__Dataset entries__.
------------------------------------------------------------
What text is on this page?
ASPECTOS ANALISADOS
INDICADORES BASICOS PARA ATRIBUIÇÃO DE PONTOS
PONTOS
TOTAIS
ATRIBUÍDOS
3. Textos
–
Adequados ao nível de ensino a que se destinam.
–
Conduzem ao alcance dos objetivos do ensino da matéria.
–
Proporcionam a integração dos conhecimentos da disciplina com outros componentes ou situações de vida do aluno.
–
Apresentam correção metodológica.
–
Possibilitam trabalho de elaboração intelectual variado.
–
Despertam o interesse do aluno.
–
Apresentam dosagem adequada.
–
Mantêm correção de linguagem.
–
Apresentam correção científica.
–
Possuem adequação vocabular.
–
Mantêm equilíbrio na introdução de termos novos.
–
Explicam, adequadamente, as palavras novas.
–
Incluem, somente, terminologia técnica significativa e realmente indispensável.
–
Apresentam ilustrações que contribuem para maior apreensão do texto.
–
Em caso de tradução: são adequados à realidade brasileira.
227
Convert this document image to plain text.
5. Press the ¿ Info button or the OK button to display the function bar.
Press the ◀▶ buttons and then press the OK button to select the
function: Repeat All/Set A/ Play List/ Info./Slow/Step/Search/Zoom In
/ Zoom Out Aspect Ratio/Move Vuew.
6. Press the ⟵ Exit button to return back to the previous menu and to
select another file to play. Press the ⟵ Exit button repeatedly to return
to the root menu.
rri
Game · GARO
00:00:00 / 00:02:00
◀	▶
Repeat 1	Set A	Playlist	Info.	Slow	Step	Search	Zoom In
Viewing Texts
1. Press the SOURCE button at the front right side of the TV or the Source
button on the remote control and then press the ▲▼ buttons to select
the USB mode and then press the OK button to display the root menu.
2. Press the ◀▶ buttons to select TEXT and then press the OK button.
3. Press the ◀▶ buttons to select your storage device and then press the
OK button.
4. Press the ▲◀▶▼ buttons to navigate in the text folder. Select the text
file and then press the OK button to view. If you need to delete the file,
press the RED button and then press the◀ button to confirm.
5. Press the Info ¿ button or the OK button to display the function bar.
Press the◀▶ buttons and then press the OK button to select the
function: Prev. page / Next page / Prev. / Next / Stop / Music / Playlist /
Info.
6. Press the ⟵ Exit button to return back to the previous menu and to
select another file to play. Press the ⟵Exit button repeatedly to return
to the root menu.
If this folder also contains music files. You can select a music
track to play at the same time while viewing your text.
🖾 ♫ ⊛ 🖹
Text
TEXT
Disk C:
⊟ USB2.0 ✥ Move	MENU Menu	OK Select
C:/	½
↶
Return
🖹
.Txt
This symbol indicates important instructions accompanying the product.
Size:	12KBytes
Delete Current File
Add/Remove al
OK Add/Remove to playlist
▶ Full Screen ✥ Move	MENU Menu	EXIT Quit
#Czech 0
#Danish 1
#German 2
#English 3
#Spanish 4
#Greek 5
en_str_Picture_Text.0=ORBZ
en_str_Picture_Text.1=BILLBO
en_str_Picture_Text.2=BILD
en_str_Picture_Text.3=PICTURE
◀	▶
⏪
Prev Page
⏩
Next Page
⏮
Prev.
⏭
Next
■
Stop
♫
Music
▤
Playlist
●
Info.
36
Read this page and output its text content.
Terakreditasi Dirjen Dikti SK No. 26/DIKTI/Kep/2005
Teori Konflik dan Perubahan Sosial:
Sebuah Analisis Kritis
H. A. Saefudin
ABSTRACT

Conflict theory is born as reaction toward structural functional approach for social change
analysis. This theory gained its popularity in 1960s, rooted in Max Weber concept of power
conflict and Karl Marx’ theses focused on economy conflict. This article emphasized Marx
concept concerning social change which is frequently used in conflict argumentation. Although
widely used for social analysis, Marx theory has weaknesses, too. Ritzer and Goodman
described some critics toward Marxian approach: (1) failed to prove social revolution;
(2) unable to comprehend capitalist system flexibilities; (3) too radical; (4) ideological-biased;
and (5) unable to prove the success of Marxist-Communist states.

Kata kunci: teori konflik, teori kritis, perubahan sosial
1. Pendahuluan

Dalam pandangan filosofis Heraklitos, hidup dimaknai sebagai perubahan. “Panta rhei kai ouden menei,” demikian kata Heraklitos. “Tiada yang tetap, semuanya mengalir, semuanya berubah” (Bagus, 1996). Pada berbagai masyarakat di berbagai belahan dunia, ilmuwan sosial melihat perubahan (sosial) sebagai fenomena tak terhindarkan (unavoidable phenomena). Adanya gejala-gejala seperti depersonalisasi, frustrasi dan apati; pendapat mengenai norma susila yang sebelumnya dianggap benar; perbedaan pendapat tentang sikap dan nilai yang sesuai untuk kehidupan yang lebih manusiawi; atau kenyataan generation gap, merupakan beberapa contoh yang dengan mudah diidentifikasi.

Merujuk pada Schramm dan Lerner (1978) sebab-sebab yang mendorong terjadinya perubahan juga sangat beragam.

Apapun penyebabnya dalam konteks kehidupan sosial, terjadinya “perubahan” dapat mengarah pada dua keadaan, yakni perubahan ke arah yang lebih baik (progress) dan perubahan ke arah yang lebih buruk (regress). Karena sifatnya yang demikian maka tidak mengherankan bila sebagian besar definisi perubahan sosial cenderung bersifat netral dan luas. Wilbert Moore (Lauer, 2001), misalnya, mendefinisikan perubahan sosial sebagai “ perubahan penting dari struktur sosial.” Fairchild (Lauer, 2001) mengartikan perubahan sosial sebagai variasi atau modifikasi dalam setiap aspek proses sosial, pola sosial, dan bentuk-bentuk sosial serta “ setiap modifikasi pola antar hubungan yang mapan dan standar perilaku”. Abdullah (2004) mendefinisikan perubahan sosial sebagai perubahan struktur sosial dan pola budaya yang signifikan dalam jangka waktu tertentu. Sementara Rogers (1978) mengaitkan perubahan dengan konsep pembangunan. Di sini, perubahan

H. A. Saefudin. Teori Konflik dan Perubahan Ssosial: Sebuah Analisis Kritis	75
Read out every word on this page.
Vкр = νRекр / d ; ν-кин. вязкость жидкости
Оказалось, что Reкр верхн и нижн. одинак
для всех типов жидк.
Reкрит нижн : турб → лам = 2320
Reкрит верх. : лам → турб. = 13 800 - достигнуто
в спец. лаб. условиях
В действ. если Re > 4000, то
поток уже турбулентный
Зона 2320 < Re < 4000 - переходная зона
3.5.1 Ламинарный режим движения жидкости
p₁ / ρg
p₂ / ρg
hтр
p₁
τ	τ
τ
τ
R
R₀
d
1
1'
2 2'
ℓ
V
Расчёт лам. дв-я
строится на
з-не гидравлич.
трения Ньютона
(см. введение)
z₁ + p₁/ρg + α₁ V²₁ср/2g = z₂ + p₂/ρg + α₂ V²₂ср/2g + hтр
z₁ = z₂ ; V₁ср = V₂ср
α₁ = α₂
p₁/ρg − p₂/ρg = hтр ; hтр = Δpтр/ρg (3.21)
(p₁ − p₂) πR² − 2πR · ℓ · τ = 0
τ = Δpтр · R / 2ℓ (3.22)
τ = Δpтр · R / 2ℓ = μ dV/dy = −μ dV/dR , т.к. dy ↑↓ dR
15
------------------------------------------------------------
__What is being asked__. Print the listing above in its entirety, with every line exact.

__Output for this exercise__.
What text is on this page?
ASPECTOS ANALISADOS
INDICADORES BASICOS PARA ATRIBUIÇÃO DE PONTOS
PONTOS
TOTAIS
ATRIBUÍDOS
3. Textos
–
Adequados ao nível de ensino a que se destinam.
–
Conduzem ao alcance dos objetivos do ensino da matéria.
–
Proporcionam a integração dos conhecimentos da disciplina com outros componentes ou situações de vida do aluno.
–
Apresentam correção metodológica.
–
Possibilitam trabalho de elaboração intelectual variado.
–
Despertam o interesse do aluno.
–
Apresentam dosagem adequada.
–
Mantêm correção de linguagem.
–
Apresentam correção científica.
–
Possuem adequação vocabular.
–
Mantêm equilíbrio na introdução de termos novos.
–
Explicam, adequadamente, as palavras novas.
–
Incluem, somente, terminologia técnica significativa e realmente indispensável.
–
Apresentam ilustrações que contribuem para maior apreensão do texto.
–
Em caso de tradução: são adequados à realidade brasileira.
227
Convert this document image to plain text.
5. Press the ¿ Info button or the OK button to display the function bar.
Press the ◀▶ buttons and then press the OK button to select the
function: Repeat All/Set A/ Play List/ Info./Slow/Step/Search/Zoom In
/ Zoom Out Aspect Ratio/Move Vuew.
6. Press the ⟵ Exit button to return back to the previous menu and to
select another file to play. Press the ⟵ Exit button repeatedly to return
to the root menu.
rri
Game · GARO
00:00:00 / 00:02:00
◀	▶
Repeat 1	Set A	Playlist	Info.	Slow	Step	Search	Zoom In
Viewing Texts
1. Press the SOURCE button at the front right side of the TV or the Source
button on the remote control and then press the ▲▼ buttons to select
the USB mode and then press the OK button to display the root menu.
2. Press the ◀▶ buttons to select TEXT and then press the OK button.
3. Press the ◀▶ buttons to select your storage device and then press the
OK button.
4. Press the ▲◀▶▼ buttons to navigate in the text folder. Select the text
file and then press the OK button to view. If you need to delete the file,
press the RED button and then press the◀ button to confirm.
5. Press the Info ¿ button or the OK button to display the function bar.
Press the◀▶ buttons and then press the OK button to select the
function: Prev. page / Next page / Prev. / Next / Stop / Music / Playlist /
Info.
6. Press the ⟵ Exit button to return back to the previous menu and to
select another file to play. Press the ⟵Exit button repeatedly to return
to the root menu.
If this folder also contains music files. You can select a music
track to play at the same time while viewing your text.
🖾 ♫ ⊛ 🖹
Text
TEXT
Disk C:
⊟ USB2.0 ✥ Move	MENU Menu	OK Select
C:/	½
↶
Return
🖹
.Txt
This symbol indicates important instructions accompanying the product.
Size:	12KBytes
Delete Current File
Add/Remove al
OK Add/Remove to playlist
▶ Full Screen ✥ Move	MENU Menu	EXIT Quit
#Czech 0
#Danish 1
#German 2
#English 3
#Spanish 4
#Greek 5
en_str_Picture_Text.0=ORBZ
en_str_Picture_Text.1=BILLBO
en_str_Picture_Text.2=BILD
en_str_Picture_Text.3=PICTURE
◀	▶
⏪
Prev Page
⏩
Next Page
⏮
Prev.
⏭
Next
■
Stop
♫
Music
▤
Playlist
●
Info.
36
Read this page and output its text content.
Terakreditasi Dirjen Dikti SK No. 26/DIKTI/Kep/2005
Teori Konflik dan Perubahan Sosial:
Sebuah Analisis Kritis
H. A. Saefudin
ABSTRACT

Conflict theory is born as reaction toward structural functional approach for social change
analysis. This theory gained its popularity in 1960s, rooted in Max Weber concept of power
conflict and Karl Marx’ theses focused on economy conflict. This article emphasized Marx
concept concerning social change which is frequently used in conflict argumentation. Although
widely used for social analysis, Marx theory has weaknesses, too. Ritzer and Goodman
described some critics toward Marxian approach: (1) failed to prove social revolution;
(2) unable to comprehend capitalist system flexibilities; (3) too radical; (4) ideological-biased;
and (5) unable to prove the success of Marxist-Communist states.

Kata kunci: teori konflik, teori kritis, perubahan sosial
1. Pendahuluan

Dalam pandangan filosofis Heraklitos, hidup dimaknai sebagai perubahan. “Panta rhei kai ouden menei,” demikian kata Heraklitos. “Tiada yang tetap, semuanya mengalir, semuanya berubah” (Bagus, 1996). Pada berbagai masyarakat di berbagai belahan dunia, ilmuwan sosial melihat perubahan (sosial) sebagai fenomena tak terhindarkan (unavoidable phenomena). Adanya gejala-gejala seperti depersonalisasi, frustrasi dan apati; pendapat mengenai norma susila yang sebelumnya dianggap benar; perbedaan pendapat tentang sikap dan nilai yang sesuai untuk kehidupan yang lebih manusiawi; atau kenyataan generation gap, merupakan beberapa contoh yang dengan mudah diidentifikasi.

Merujuk pada Schramm dan Lerner (1978) sebab-sebab yang mendorong terjadinya perubahan juga sangat beragam.

Apapun penyebabnya dalam konteks kehidupan sosial, terjadinya “perubahan” dapat mengarah pada dua keadaan, yakni perubahan ke arah yang lebih baik (progress) dan perubahan ke arah yang lebih buruk (regress). Karena sifatnya yang demikian maka tidak mengherankan bila sebagian besar definisi perubahan sosial cenderung bersifat netral dan luas. Wilbert Moore (Lauer, 2001), misalnya, mendefinisikan perubahan sosial sebagai “ perubahan penting dari struktur sosial.” Fairchild (Lauer, 2001) mengartikan perubahan sosial sebagai variasi atau modifikasi dalam setiap aspek proses sosial, pola sosial, dan bentuk-bentuk sosial serta “ setiap modifikasi pola antar hubungan yang mapan dan standar perilaku”. Abdullah (2004) mendefinisikan perubahan sosial sebagai perubahan struktur sosial dan pola budaya yang signifikan dalam jangka waktu tertentu. Sementara Rogers (1978) mengaitkan perubahan dengan konsep pembangunan. Di sini, perubahan

H. A. Saefudin. Teori Konflik dan Perubahan Ssosial: Sebuah Analisis Kritis	75
Read out every word on this page.
Vкр = νRекр / d ; ν-кин. вязкость жидкости
Оказалось, что Reкр верхн и нижн. одинак
для всех типов жидк.
Reкрит нижн : турб → лам = 2320
Reкрит верх. : лам → турб. = 13 800 - достигнуто
в спец. лаб. условиях
В действ. если Re > 4000, то
поток уже турбулентный
Зона 2320 < Re < 4000 - переходная зона
3.5.1 Ламинарный режим движения жидкости
p₁ / ρg
p₂ / ρg
hтр
p₁
τ	τ
τ
τ
R
R₀
d
1
1'
2 2'
ℓ
V
Расчёт лам. дв-я
строится на
з-не гидравлич.
трения Ньютона
(см. введение)
z₁ + p₁/ρg + α₁ V²₁ср/2g = z₂ + p₂/ρg + α₂ V²₂ср/2g + hтр
z₁ = z₂ ; V₁ср = V₂ср
α₁ = α₂
p₁/ρg − p₂/ρg = hтр ; hтр = Δpтр/ρg (3.21)
(p₁ − p₂) πR² − 2πR · ℓ · τ = 0
τ = Δpтр · R / 2ℓ (3.22)
τ = Δpтр · R / 2ℓ = μ dV/dy = −μ dV/dR , т.к. dy ↑↓ dR
15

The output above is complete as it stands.